### [EXERCISE DIRECTIONS]
Make a tally of the lines in the records that include the string "coefficient", and give only that number.

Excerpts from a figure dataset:
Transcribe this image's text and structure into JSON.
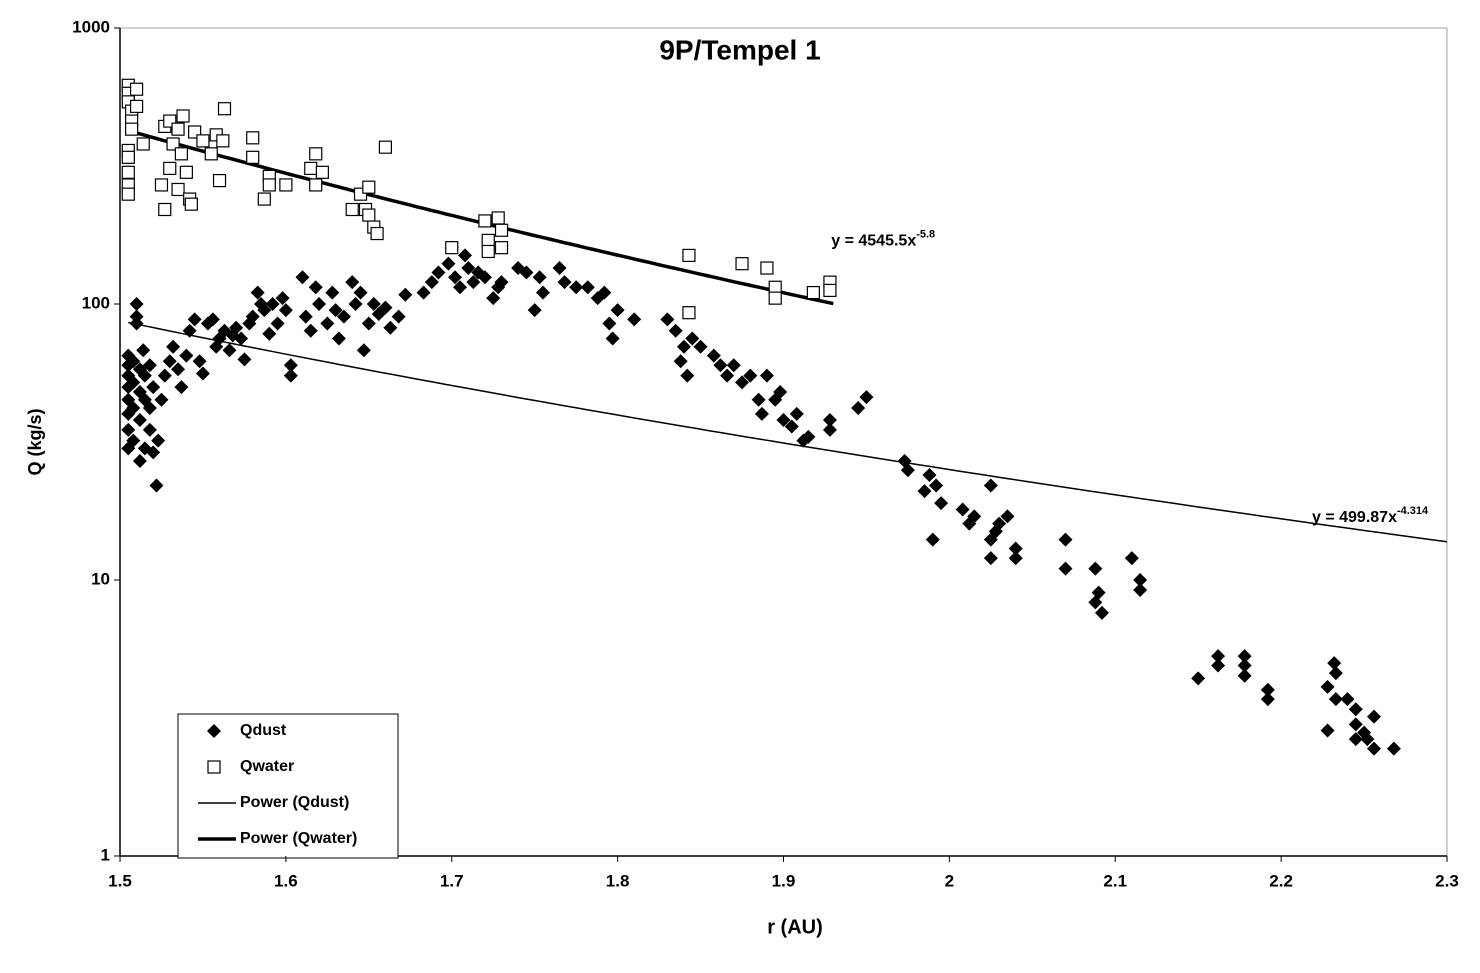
{
  "chart_data": {
    "type": "scatter",
    "title": "9P/Tempel 1",
    "x_label": "r (AU)",
    "y_label": "Q (kg/s)",
    "x_label_color": "#8b1a1a",
    "xlim": [
      1.5,
      2.3
    ],
    "xticks": [
      1.5,
      1.6,
      1.7,
      1.8,
      1.9,
      2,
      2.1,
      2.2,
      2.3
    ],
    "ylim": [
      1,
      1000
    ],
    "yticks": [
      1,
      10,
      100,
      1000
    ],
    "y_log": true,
    "legend": "lower left",
    "series": [
      {
        "name": "Qdust",
        "color": "#000000",
        "marker": "diamond",
        "x": [
          1.505,
          1.505,
          1.505,
          1.505,
          1.505,
          1.505,
          1.505,
          1.505,
          1.508,
          1.508,
          1.508,
          1.508,
          1.51,
          1.51,
          1.51,
          1.512,
          1.512,
          1.512,
          1.512,
          1.514,
          1.515,
          1.515,
          1.515,
          1.518,
          1.518,
          1.518,
          1.52,
          1.52,
          1.522,
          1.523,
          1.525,
          1.527,
          1.53,
          1.532,
          1.535,
          1.537,
          1.54,
          1.542,
          1.545,
          1.548,
          1.55,
          1.553,
          1.556,
          1.558,
          1.56,
          1.563,
          1.566,
          1.568,
          1.57,
          1.573,
          1.575,
          1.578,
          1.58,
          1.583,
          1.585,
          1.587,
          1.59,
          1.592,
          1.595,
          1.598,
          1.6,
          1.603,
          1.603,
          1.61,
          1.612,
          1.615,
          1.618,
          1.62,
          1.625,
          1.628,
          1.63,
          1.632,
          1.635,
          1.64,
          1.642,
          1.645,
          1.647,
          1.65,
          1.653,
          1.656,
          1.66,
          1.663,
          1.668,
          1.672,
          1.683,
          1.688,
          1.692,
          1.698,
          1.7,
          1.702,
          1.705,
          1.708,
          1.71,
          1.713,
          1.716,
          1.72,
          1.725,
          1.728,
          1.73,
          1.74,
          1.745,
          1.75,
          1.753,
          1.755,
          1.765,
          1.768,
          1.775,
          1.782,
          1.788,
          1.792,
          1.795,
          1.797,
          1.8,
          1.81,
          1.83,
          1.835,
          1.838,
          1.84,
          1.842,
          1.845,
          1.85,
          1.858,
          1.862,
          1.866,
          1.87,
          1.875,
          1.88,
          1.885,
          1.887,
          1.89,
          1.895,
          1.898,
          1.9,
          1.905,
          1.908,
          1.912,
          1.915,
          1.928,
          1.928,
          1.945,
          1.95,
          1.973,
          1.975,
          1.985,
          1.988,
          1.99,
          1.992,
          1.995,
          2.008,
          2.012,
          2.015,
          2.025,
          2.025,
          2.025,
          2.028,
          2.03,
          2.035,
          2.04,
          2.04,
          2.07,
          2.07,
          2.088,
          2.09,
          2.088,
          2.092,
          2.11,
          2.115,
          2.115,
          2.15,
          2.162,
          2.162,
          2.178,
          2.178,
          2.178,
          2.192,
          2.192,
          2.228,
          2.228,
          2.232,
          2.233,
          2.233,
          2.24,
          2.245,
          2.245,
          2.245,
          2.25,
          2.252,
          2.256,
          2.256,
          2.268
        ],
        "values": [
          30,
          35,
          40,
          45,
          50,
          55,
          60,
          65,
          32,
          42,
          52,
          62,
          100,
          90,
          85,
          27,
          38,
          48,
          58,
          68,
          30,
          45,
          55,
          35,
          42,
          60,
          29,
          50,
          22,
          32,
          45,
          55,
          62,
          70,
          58,
          50,
          65,
          80,
          88,
          62,
          56,
          85,
          88,
          70,
          75,
          80,
          68,
          77,
          82,
          75,
          63,
          85,
          90,
          110,
          100,
          95,
          78,
          100,
          85,
          105,
          95,
          60,
          55,
          125,
          90,
          80,
          115,
          100,
          85,
          110,
          95,
          75,
          90,
          120,
          100,
          110,
          68,
          85,
          100,
          92,
          97,
          82,
          90,
          108,
          110,
          120,
          130,
          140,
          160,
          125,
          115,
          150,
          135,
          120,
          130,
          125,
          105,
          115,
          120,
          135,
          130,
          95,
          125,
          110,
          135,
          120,
          115,
          115,
          105,
          110,
          85,
          75,
          95,
          88,
          88,
          80,
          62,
          70,
          55,
          75,
          70,
          65,
          60,
          55,
          60,
          52,
          55,
          45,
          40,
          55,
          45,
          48,
          38,
          36,
          40,
          32,
          33,
          35,
          38,
          42,
          46,
          27,
          25,
          21,
          24,
          14,
          22,
          19,
          18,
          16,
          17,
          22,
          12,
          14,
          15,
          16,
          17,
          12,
          13,
          14,
          11,
          11,
          9,
          8.3,
          7.6,
          12,
          10,
          9.2,
          4.4,
          5.3,
          4.9,
          5.3,
          4.9,
          4.5,
          4.0,
          3.7,
          4.1,
          2.85,
          5.0,
          4.6,
          3.7,
          3.7,
          3.4,
          3.0,
          2.65,
          2.8,
          2.65,
          3.2,
          2.45,
          2.45
        ]
      },
      {
        "name": "Qwater",
        "color": "#ffffff",
        "edge_color": "#000000",
        "marker": "square",
        "x": [
          1.505,
          1.505,
          1.505,
          1.507,
          1.507,
          1.507,
          1.505,
          1.505,
          1.505,
          1.505,
          1.505,
          1.51,
          1.51,
          1.514,
          1.525,
          1.527,
          1.527,
          1.53,
          1.53,
          1.532,
          1.535,
          1.535,
          1.537,
          1.538,
          1.54,
          1.542,
          1.543,
          1.545,
          1.55,
          1.555,
          1.558,
          1.56,
          1.562,
          1.563,
          1.58,
          1.58,
          1.587,
          1.59,
          1.59,
          1.6,
          1.615,
          1.618,
          1.618,
          1.622,
          1.64,
          1.645,
          1.648,
          1.65,
          1.65,
          1.653,
          1.655,
          1.66,
          1.7,
          1.72,
          1.722,
          1.722,
          1.728,
          1.73,
          1.73,
          1.843,
          1.843,
          1.875,
          1.89,
          1.895,
          1.895,
          1.918,
          1.928,
          1.928
        ],
        "values": [
          620,
          580,
          540,
          500,
          460,
          430,
          360,
          340,
          300,
          270,
          250,
          520,
          600,
          380,
          270,
          440,
          220,
          460,
          310,
          380,
          430,
          260,
          350,
          480,
          300,
          240,
          230,
          420,
          390,
          350,
          410,
          280,
          390,
          510,
          400,
          340,
          240,
          290,
          270,
          270,
          310,
          350,
          270,
          300,
          220,
          250,
          220,
          265,
          210,
          190,
          180,
          370,
          160,
          200,
          170,
          155,
          205,
          185,
          160,
          150,
          93,
          140,
          135,
          115,
          105,
          110,
          120,
          112
        ]
      }
    ],
    "trendlines": [
      {
        "name": "Power (Qdust)",
        "color": "#000000",
        "line_width": 1.5,
        "coefficient": 499.87,
        "exponent": -4.314,
        "xrange": [
          1.505,
          2.3
        ],
        "label": "y = 499.87x",
        "label_exponent": "-4.314"
      },
      {
        "name": "Power (Qwater)",
        "color": "#000000",
        "line_width": 3.5,
        "coefficient": 4545.5,
        "exponent": -5.8,
        "xrange": [
          1.505,
          1.93
        ],
        "label": "y = 4545.5x",
        "label_exponent": "-5.8"
      }
    ]
  }
}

### [CORRECT RESULT]
2